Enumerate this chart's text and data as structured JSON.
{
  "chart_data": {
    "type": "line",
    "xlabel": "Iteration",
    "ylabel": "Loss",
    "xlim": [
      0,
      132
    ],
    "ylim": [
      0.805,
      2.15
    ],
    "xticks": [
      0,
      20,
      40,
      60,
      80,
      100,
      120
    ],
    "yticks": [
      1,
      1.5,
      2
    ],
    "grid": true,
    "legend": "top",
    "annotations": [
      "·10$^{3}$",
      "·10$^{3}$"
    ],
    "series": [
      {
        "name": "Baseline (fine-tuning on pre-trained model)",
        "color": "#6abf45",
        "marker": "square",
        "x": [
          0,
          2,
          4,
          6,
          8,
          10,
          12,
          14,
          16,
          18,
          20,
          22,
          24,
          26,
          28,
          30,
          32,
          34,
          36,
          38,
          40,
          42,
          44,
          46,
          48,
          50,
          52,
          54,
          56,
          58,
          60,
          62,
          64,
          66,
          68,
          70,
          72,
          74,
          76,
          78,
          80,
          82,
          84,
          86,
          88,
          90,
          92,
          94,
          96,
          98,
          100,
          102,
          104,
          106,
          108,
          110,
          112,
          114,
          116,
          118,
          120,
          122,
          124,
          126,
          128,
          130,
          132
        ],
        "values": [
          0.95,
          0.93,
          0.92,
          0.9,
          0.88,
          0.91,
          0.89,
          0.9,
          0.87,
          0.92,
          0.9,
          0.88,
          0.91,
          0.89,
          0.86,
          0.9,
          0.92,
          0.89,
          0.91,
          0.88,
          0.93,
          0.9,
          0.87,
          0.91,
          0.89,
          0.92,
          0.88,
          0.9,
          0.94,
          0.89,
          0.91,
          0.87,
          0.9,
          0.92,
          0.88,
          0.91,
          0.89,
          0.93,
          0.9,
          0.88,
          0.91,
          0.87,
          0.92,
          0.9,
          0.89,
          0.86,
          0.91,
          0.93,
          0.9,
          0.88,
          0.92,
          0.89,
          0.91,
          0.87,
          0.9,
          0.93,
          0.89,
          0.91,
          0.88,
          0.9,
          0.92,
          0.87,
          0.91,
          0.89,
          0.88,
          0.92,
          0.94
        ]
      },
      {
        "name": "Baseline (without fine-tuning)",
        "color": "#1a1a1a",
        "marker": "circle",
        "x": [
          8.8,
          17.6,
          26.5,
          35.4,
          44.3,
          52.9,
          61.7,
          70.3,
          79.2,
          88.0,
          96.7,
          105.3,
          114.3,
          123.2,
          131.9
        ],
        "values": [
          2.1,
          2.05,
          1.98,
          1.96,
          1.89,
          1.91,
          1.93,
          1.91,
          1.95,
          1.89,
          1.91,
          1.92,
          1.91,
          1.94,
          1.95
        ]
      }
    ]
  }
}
________________________
YOUR INSTRUCTIONS: Exactly reproduce every line of the data above.

ANSWER TO THE PROBLEM:
Enumerate this chart's text and data as structured JSON.
{
  "chart_data": {
    "type": "line",
    "xlabel": "Iteration",
    "ylabel": "Loss",
    "xlim": [
      0,
      132
    ],
    "ylim": [
      0.805,
      2.15
    ],
    "xticks": [
      0,
      20,
      40,
      60,
      80,
      100,
      120
    ],
    "yticks": [
      1,
      1.5,
      2
    ],
    "grid": true,
    "legend": "top",
    "annotations": [
      "·10$^{3}$",
      "·10$^{3}$"
    ],
    "series": [
      {
        "name": "Baseline (fine-tuning on pre-trained model)",
        "color": "#6abf45",
        "marker": "square",
        "x": [
          0,
          2,
          4,
          6,
          8,
          10,
          12,
          14,
          16,
          18,
          20,
          22,
          24,
          26,
          28,
          30,
          32,
          34,
          36,
          38,
          40,
          42,
          44,
          46,
          48,
          50,
          52,
          54,
          56,
          58,
          60,
          62,
          64,
          66,
          68,
          70,
          72,
          74,
          76,
          78,
          80,
          82,
          84,
          86,
          88,
          90,
          92,
          94,
          96,
          98,
          100,
          102,
          104,
          106,
          108,
          110,
          112,
          114,
          116,
          118,
          120,
          122,
          124,
          126,
          128,
          130,
          132
        ],
        "values": [
          0.95,
          0.93,
          0.92,
          0.9,
          0.88,
          0.91,
          0.89,
          0.9,
          0.87,
          0.92,
          0.9,
          0.88,
          0.91,
          0.89,
          0.86,
          0.9,
          0.92,
          0.89,
          0.91,
          0.88,
          0.93,
          0.9,
          0.87,
          0.91,
          0.89,
          0.92,
          0.88,
          0.9,
          0.94,
          0.89,
          0.91,
          0.87,
          0.9,
          0.92,
          0.88,
          0.91,
          0.89,
          0.93,
          0.9,
          0.88,
          0.91,
          0.87,
          0.92,
          0.9,
          0.89,
          0.86,
          0.91,
          0.93,
          0.9,
          0.88,
          0.92,
          0.89,
          0.91,
          0.87,
          0.9,
          0.93,
          0.89,
          0.91,
          0.88,
          0.9,
          0.92,
          0.87,
          0.91,
          0.89,
          0.88,
          0.92,
          0.94
        ]
      },
      {
        "name": "Baseline (without fine-tuning)",
        "color": "#1a1a1a",
        "marker": "circle",
        "x": [
          8.8,
          17.6,
          26.5,
          35.4,
          44.3,
          52.9,
          61.7,
          70.3,
          79.2,
          88.0,
          96.7,
          105.3,
          114.3,
          123.2,
          131.9
        ],
        "values": [
          2.1,
          2.05,
          1.98,
          1.96,
          1.89,
          1.91,
          1.93,
          1.91,
          1.95,
          1.89,
          1.91,
          1.92,
          1.91,
          1.94,
          1.95
        ]
      }
    ]
  }
}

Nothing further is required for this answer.